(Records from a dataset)
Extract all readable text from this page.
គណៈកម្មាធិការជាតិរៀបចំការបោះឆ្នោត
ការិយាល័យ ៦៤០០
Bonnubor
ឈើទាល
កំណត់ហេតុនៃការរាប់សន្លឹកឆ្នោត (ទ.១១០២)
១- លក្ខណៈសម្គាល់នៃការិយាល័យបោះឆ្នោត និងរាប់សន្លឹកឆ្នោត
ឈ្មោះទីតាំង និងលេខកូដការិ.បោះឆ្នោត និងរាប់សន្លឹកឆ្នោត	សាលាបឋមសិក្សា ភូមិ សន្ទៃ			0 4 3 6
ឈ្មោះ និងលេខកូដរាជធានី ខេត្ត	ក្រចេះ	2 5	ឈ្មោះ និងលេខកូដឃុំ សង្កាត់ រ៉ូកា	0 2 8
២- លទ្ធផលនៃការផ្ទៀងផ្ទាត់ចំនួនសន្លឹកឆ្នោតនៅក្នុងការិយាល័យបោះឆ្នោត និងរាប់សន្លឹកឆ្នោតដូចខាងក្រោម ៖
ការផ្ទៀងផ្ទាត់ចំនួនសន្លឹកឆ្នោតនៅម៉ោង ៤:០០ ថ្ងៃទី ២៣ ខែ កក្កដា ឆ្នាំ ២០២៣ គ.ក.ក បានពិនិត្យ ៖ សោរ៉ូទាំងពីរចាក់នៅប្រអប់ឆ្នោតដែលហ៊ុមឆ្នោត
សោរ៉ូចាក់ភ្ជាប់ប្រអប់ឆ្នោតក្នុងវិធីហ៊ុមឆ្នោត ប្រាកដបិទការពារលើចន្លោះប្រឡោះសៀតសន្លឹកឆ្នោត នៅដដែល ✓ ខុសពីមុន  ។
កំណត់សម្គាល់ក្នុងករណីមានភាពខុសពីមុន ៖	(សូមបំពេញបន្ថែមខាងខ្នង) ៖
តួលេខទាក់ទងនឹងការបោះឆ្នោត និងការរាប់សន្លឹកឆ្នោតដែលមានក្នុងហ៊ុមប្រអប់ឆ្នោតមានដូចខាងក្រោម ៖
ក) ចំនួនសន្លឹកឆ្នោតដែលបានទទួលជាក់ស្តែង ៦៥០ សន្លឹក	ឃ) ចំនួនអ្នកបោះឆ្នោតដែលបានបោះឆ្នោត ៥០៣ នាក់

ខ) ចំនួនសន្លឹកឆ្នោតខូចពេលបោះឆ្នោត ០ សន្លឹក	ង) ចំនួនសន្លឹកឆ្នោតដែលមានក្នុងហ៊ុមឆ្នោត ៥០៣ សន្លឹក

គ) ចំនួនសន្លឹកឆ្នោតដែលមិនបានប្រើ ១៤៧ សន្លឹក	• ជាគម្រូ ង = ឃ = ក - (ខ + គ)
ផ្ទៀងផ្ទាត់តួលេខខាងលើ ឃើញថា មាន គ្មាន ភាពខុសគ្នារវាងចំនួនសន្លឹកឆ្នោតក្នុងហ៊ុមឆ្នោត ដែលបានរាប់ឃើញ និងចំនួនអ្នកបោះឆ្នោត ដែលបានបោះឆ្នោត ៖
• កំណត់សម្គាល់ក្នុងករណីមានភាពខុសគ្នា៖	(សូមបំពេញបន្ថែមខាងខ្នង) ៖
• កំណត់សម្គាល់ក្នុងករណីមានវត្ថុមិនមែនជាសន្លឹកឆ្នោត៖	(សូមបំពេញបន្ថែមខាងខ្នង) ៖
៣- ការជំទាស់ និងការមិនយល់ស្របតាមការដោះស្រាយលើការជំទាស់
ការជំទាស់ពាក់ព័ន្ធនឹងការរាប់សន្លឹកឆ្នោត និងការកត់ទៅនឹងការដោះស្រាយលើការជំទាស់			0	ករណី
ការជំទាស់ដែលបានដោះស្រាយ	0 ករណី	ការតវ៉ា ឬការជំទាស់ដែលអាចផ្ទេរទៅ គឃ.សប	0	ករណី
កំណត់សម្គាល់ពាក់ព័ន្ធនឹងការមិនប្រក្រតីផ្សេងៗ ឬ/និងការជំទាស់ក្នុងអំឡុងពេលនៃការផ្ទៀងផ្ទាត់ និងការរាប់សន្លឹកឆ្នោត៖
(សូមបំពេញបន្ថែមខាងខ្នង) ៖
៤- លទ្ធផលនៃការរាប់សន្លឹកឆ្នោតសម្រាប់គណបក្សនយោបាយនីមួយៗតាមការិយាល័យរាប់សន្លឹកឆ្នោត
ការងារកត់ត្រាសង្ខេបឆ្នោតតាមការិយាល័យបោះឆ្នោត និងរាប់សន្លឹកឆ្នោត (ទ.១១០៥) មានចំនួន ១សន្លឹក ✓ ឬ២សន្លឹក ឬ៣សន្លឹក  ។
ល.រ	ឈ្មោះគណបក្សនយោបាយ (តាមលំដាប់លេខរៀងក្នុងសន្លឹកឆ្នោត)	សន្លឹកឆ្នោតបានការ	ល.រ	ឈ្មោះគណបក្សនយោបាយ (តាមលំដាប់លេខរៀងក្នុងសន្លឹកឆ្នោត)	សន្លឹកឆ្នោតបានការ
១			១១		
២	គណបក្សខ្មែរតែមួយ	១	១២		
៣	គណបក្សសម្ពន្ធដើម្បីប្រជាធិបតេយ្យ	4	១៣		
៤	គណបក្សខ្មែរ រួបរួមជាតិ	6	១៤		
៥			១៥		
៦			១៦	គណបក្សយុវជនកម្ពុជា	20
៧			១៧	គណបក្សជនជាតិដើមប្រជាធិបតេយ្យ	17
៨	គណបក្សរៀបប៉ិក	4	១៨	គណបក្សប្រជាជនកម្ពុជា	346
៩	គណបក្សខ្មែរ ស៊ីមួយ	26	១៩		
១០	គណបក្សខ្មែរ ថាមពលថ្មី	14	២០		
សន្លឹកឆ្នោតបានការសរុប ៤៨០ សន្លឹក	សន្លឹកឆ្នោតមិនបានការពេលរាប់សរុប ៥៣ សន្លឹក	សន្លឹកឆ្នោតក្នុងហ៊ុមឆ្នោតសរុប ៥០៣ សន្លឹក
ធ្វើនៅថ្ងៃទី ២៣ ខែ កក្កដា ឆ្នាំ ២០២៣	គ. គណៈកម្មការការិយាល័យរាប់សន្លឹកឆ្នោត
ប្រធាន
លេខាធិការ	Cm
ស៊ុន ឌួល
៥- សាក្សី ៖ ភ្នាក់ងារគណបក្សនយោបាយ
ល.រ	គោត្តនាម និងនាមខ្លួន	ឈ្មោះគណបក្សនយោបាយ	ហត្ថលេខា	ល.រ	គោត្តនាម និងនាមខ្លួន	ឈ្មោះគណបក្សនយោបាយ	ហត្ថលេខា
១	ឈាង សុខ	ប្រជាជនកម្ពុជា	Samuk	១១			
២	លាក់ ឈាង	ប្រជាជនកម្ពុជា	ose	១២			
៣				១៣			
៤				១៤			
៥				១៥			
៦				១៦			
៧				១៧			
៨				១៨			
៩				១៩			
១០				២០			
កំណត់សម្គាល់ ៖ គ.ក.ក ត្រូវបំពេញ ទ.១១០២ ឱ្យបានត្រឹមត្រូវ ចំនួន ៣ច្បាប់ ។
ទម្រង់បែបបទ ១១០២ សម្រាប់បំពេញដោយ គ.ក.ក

(AIM)
Copy every line above that includes the string "ងករណ".

(EXERCISE SOLUTION)
កំណត់សម្គាល់ក្នុងករណីមានភាពខុសពីមុន ៖	(សូមបំពេញបន្ថែមខាងខ្នង) ៖
• កំណត់សម្គាល់ក្នុងករណីមានភាពខុសគ្នា៖	(សូមបំពេញបន្ថែមខាងខ្នង) ៖
• កំណត់សម្គាល់ក្នុងករណីមានវត្ថុមិនមែនជាសន្លឹកឆ្នោត៖	(សូមបំពេញបន្ថែមខាងខ្នង) ៖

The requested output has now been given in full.